**WHAT TO WORK ON:**
Would you repeat each of the lines below exactly?

[[ GIVEN RECORDS open ]]

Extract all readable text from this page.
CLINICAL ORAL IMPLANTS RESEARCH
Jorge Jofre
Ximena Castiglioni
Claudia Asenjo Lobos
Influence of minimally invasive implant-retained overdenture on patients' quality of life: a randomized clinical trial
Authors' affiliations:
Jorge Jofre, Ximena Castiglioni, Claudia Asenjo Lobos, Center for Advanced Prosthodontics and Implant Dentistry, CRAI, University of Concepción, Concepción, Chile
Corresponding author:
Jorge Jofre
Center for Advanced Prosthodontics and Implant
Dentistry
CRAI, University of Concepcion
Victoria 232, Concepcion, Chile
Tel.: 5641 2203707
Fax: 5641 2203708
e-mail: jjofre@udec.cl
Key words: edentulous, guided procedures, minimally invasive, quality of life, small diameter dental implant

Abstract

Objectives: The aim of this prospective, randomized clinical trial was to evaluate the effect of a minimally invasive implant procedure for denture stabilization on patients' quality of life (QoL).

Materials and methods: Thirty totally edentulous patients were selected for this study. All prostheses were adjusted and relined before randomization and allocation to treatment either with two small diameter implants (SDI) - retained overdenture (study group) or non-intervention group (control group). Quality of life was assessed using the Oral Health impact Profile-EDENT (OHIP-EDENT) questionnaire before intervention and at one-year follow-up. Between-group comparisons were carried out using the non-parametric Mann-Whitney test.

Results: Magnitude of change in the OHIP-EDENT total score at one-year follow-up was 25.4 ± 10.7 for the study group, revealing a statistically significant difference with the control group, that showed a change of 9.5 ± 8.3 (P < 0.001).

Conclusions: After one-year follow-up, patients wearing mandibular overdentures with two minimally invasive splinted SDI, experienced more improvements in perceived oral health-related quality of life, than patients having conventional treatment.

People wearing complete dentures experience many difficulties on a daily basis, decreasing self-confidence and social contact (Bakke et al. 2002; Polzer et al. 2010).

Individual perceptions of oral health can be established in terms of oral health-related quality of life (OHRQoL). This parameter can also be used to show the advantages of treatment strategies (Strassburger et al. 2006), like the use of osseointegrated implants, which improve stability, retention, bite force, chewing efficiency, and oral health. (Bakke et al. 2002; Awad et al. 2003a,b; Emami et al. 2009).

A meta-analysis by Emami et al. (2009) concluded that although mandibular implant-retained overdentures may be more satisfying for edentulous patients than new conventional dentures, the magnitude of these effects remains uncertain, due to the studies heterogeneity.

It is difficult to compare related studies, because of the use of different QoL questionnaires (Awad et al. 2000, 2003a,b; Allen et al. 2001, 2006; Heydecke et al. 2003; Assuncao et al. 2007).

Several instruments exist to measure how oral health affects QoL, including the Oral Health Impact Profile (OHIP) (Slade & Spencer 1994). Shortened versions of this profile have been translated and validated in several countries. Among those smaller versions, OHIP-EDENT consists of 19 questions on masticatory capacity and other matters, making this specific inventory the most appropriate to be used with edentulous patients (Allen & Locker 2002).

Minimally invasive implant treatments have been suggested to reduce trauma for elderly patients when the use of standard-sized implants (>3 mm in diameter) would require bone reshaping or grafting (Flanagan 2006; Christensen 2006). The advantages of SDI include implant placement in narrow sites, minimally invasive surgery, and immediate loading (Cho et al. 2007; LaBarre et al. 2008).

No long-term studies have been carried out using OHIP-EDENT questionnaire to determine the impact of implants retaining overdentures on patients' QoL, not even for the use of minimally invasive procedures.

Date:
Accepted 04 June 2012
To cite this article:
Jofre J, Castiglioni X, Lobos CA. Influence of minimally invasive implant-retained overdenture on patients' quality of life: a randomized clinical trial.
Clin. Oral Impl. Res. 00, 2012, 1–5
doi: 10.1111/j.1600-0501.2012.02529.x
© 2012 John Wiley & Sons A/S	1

[[ GIVEN RECORDS closed ]]

**SOLUTION FOR THIS PROBLEM:**
Extract all readable text from this page.
CLINICAL ORAL IMPLANTS RESEARCH
Jorge Jofre
Ximena Castiglioni
Claudia Asenjo Lobos
Influence of minimally invasive implant-retained overdenture on patients' quality of life: a randomized clinical trial
Authors' affiliations:
Jorge Jofre, Ximena Castiglioni, Claudia Asenjo Lobos, Center for Advanced Prosthodontics and Implant Dentistry, CRAI, University of Concepción, Concepción, Chile
Corresponding author:
Jorge Jofre
Center for Advanced Prosthodontics and Implant
Dentistry
CRAI, University of Concepcion
Victoria 232, Concepcion, Chile
Tel.: 5641 2203707
Fax: 5641 2203708
e-mail: jjofre@udec.cl
Key words: edentulous, guided procedures, minimally invasive, quality of life, small diameter dental implant

Abstract

Objectives: The aim of this prospective, randomized clinical trial was to evaluate the effect of a minimally invasive implant procedure for denture stabilization on patients' quality of life (QoL).

Materials and methods: Thirty totally edentulous patients were selected for this study. All prostheses were adjusted and relined before randomization and allocation to treatment either with two small diameter implants (SDI) - retained overdenture (study group) or non-intervention group (control group). Quality of life was assessed using the Oral Health impact Profile-EDENT (OHIP-EDENT) questionnaire before intervention and at one-year follow-up. Between-group comparisons were carried out using the non-parametric Mann-Whitney test.

Results: Magnitude of change in the OHIP-EDENT total score at one-year follow-up was 25.4 ± 10.7 for the study group, revealing a statistically significant difference with the control group, that showed a change of 9.5 ± 8.3 (P < 0.001).

Conclusions: After one-year follow-up, patients wearing mandibular overdentures with two minimally invasive splinted SDI, experienced more improvements in perceived oral health-related quality of life, than patients having conventional treatment.

People wearing complete dentures experience many difficulties on a daily basis, decreasing self-confidence and social contact (Bakke et al. 2002; Polzer et al. 2010).

Individual perceptions of oral health can be established in terms of oral health-related quality of life (OHRQoL). This parameter can also be used to show the advantages of treatment strategies (Strassburger et al. 2006), like the use of osseointegrated implants, which improve stability, retention, bite force, chewing efficiency, and oral health. (Bakke et al. 2002; Awad et al. 2003a,b; Emami et al. 2009).

A meta-analysis by Emami et al. (2009) concluded that although mandibular implant-retained overdentures may be more satisfying for edentulous patients than new conventional dentures, the magnitude of these effects remains uncertain, due to the studies heterogeneity.

It is difficult to compare related studies, because of the use of different QoL questionnaires (Awad et al. 2000, 2003a,b; Allen et al. 2001, 2006; Heydecke et al. 2003; Assuncao et al. 2007).

Several instruments exist to measure how oral health affects QoL, including the Oral Health Impact Profile (OHIP) (Slade & Spencer 1994). Shortened versions of this profile have been translated and validated in several countries. Among those smaller versions, OHIP-EDENT consists of 19 questions on masticatory capacity and other matters, making this specific inventory the most appropriate to be used with edentulous patients (Allen & Locker 2002).

Minimally invasive implant treatments have been suggested to reduce trauma for elderly patients when the use of standard-sized implants (>3 mm in diameter) would require bone reshaping or grafting (Flanagan 2006; Christensen 2006). The advantages of SDI include implant placement in narrow sites, minimally invasive surgery, and immediate loading (Cho et al. 2007; LaBarre et al. 2008).

No long-term studies have been carried out using OHIP-EDENT questionnaire to determine the impact of implants retaining overdentures on patients' QoL, not even for the use of minimally invasive procedures.

Date:
Accepted 04 June 2012
To cite this article:
Jofre J, Castiglioni X, Lobos CA. Influence of minimally invasive implant-retained overdenture on patients' quality of life: a randomized clinical trial.
Clin. Oral Impl. Res. 00, 2012, 1–5
doi: 10.1111/j.1600-0501.2012.02529.x
© 2012 John Wiley & Sons A/S	1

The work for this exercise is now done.